[Boxed element entries]

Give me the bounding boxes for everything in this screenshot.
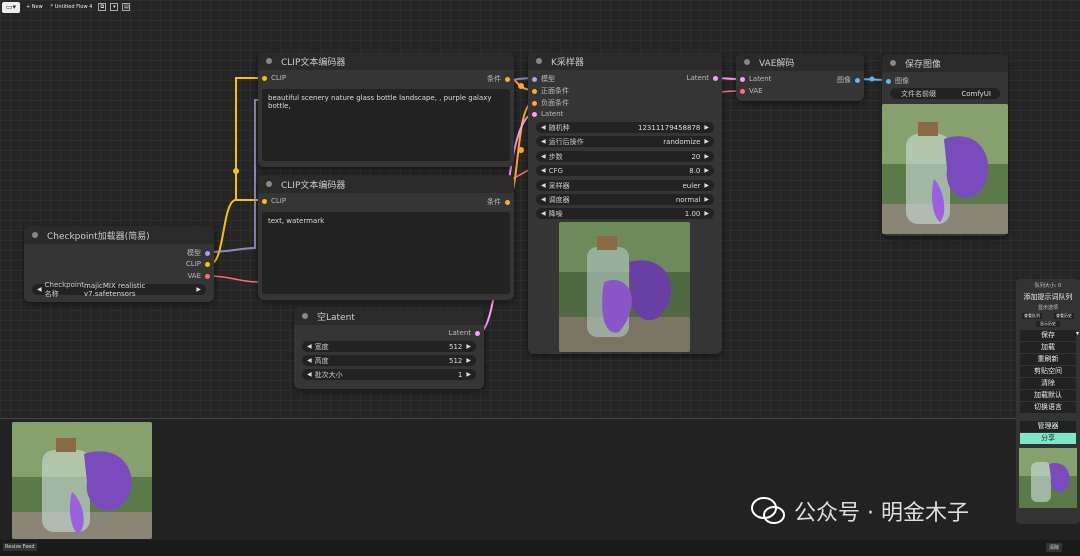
switch-language-button[interactable]: 切换语言 [1020,402,1076,413]
positive-input-slot[interactable]: 正面条件 [532,86,569,96]
wechat-icon [751,497,785,524]
node-header[interactable]: 保存图像 [882,54,1008,72]
node-header[interactable]: CLIP文本编码器 [258,52,514,70]
share-button[interactable]: 分享 [1020,433,1076,444]
folder-menu-button[interactable]: ▭▾ [2,1,20,13]
steps-widget[interactable]: ◀ 步数 20 ▶ [536,151,714,162]
node-header[interactable]: VAE解码 [736,53,864,71]
cfg-widget[interactable]: ◀ CFG 8.0 ▶ [536,165,714,176]
clipspace-button[interactable]: 剪贴空间 [1020,366,1076,377]
node-header[interactable]: 空Latent [294,307,484,325]
node-title: 保存图像 [905,59,942,70]
empty-latent-node[interactable]: 空Latent Latent ◀ 宽度 512 ▶ ◀ 高度 512 ▶ ◀ 批次大小 1 ▶ [294,307,484,389]
watermark: 公众号 · 明金木子 [750,495,969,527]
vae-input-slot[interactable]: VAE [740,87,763,95]
latent-input-slot[interactable]: Latent [532,110,563,118]
vae-output-slot[interactable]: VAE [187,272,210,280]
prompt-textarea[interactable]: beautiful scenery nature glass bottle la… [262,89,510,161]
latent-output-slot[interactable]: Latent [687,74,718,82]
vae-decode-node[interactable]: VAE解码 Latent VAE 图像 [736,53,864,101]
resize-feed-button[interactable]: Resize Feed [3,543,37,551]
load-button[interactable]: 加载 [1020,342,1076,353]
negative-prompt-textarea[interactable]: text, watermark [262,212,510,294]
denoise-widget[interactable]: ◀ 降噪 1.00 ▶ [536,208,714,219]
node-title: VAE解码 [759,58,795,69]
image-input-slot[interactable]: 图像 [886,76,909,86]
checkpoint-name-combo[interactable]: ◀ Checkpoint名称 majicMIX realistic v7.saf… [32,281,206,298]
status-bar: Resize Feed 清除 [0,540,1080,556]
scheduler-widget[interactable]: ◀ 调度器 normal ▶ [536,194,714,205]
save-image-node[interactable]: 保存图像 图像 文件名前缀 ComfyUI [882,54,1008,236]
node-header[interactable]: CLIP文本编码器 [258,175,514,193]
clip-input-slot[interactable]: CLIP [262,197,286,205]
model-input-slot[interactable]: 模型 [532,74,555,84]
node-title: 空Latent [317,312,355,323]
save-icon[interactable]: ▤ [122,3,131,11]
latent-input-slot[interactable]: Latent [740,75,771,83]
node-title: CLIP文本编码器 [281,57,346,68]
image-output-slot[interactable]: 图像 [837,75,860,85]
view-queue-button[interactable]: 查看队列 [1022,313,1042,319]
copy-icon[interactable]: ⧉ [98,3,107,11]
ksampler-node[interactable]: K采样器 模型 正面条件 负面条件 Latent Latent ◀ 随机种 1231… [528,52,722,354]
manager-button[interactable]: 管理器 [1020,421,1076,432]
negative-input-slot[interactable]: 负面条件 [532,98,569,108]
clip-text-encode-negative-node[interactable]: CLIP文本编码器 CLIP 条件 text, watermark [258,175,514,300]
chevron-down-icon[interactable]: ▾ [110,3,119,11]
view-history-button[interactable]: 查看历史 [1054,313,1074,319]
model-output-slot[interactable]: 模型 [187,248,210,258]
side-thumbnail [1019,448,1077,508]
height-widget[interactable]: ◀ 高度 512 ▶ [302,355,476,366]
latent-preview-image [559,222,690,352]
flow-title[interactable]: * Untitled Flow 4 [49,4,95,10]
clip-output-slot[interactable]: CLIP [186,260,210,268]
right-arrow-icon[interactable]: ▶ [196,286,201,293]
queue-size-label: 队列大小: 0 [1034,283,1062,289]
load-default-button[interactable]: 加载默认 [1020,390,1076,401]
control-after-generate-widget[interactable]: ◀ 运行后操作 randomize ▶ [536,136,714,147]
refresh-button[interactable]: 重刷新 [1020,354,1076,365]
filename-prefix-widget[interactable]: 文件名前缀 ComfyUI [890,88,1000,99]
show-history-button[interactable]: 显示历史 [1036,321,1060,327]
chevron-down-icon[interactable]: ▾ [1076,330,1079,337]
batch-size-widget[interactable]: ◀ 批次大小 1 ▶ [302,369,476,380]
clear-button[interactable]: 清除 [1020,378,1076,389]
extra-options-checkbox[interactable]: 显示选项 [1016,304,1080,311]
latent-output-slot[interactable]: Latent [449,329,480,337]
checkpoint-loader-node[interactable]: Checkpoint加载器(简易) 模型 CLIP VAE ◀ Checkpoi… [24,226,214,302]
width-widget[interactable]: ◀ 宽度 512 ▶ [302,341,476,352]
seed-widget[interactable]: ◀ 随机种 12311179458878 ▶ [536,122,714,133]
clip-text-encode-positive-node[interactable]: CLIP文本编码器 CLIP 条件 beautiful scenery natu… [258,52,514,167]
saved-image-preview [882,104,1008,234]
left-arrow-icon[interactable]: ◀ [37,286,42,293]
node-header[interactable]: K采样器 [528,52,722,70]
conditioning-output-slot[interactable]: 条件 [487,197,510,207]
watermark-text: 公众号 · 明金木子 [794,501,969,526]
node-title: Checkpoint加载器(简易) [47,231,150,242]
new-flow-button[interactable]: + New [24,4,45,10]
queue-side-panel: 队列大小: 0 添加提示词队列 显示选项 查看队列 查看历史 显示历史 保存 ▾… [1016,279,1080,524]
node-title: CLIP文本编码器 [281,180,346,191]
feed-image[interactable] [12,422,152,539]
clear-feed-button[interactable]: 清除 [1046,543,1063,552]
clip-input-slot[interactable]: CLIP [262,74,286,82]
top-toolbar: ▭▾ + New * Untitled Flow 4 ⧉ ▾ ▤ [0,0,160,14]
sampler-widget[interactable]: ◀ 采样器 euler ▶ [536,180,714,191]
conditioning-output-slot[interactable]: 条件 [487,74,510,84]
node-header[interactable]: Checkpoint加载器(简易) [24,226,214,244]
save-button[interactable]: 保存 [1020,330,1076,341]
node-title: K采样器 [551,57,584,68]
add-queue-button[interactable]: 添加提示词队列 [1016,292,1080,302]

**Required work**
Please show each line of the records above that contains the string "显示历史".

**Result of this task**
show-history-button[interactable]: 显示历史 [1036,321,1060,327]
queue-side-panel: 队列大小: 0 添加提示词队列 显示选项 查看队列 查看历史 显示历史 保存 ▾… [1016,279,1080,524]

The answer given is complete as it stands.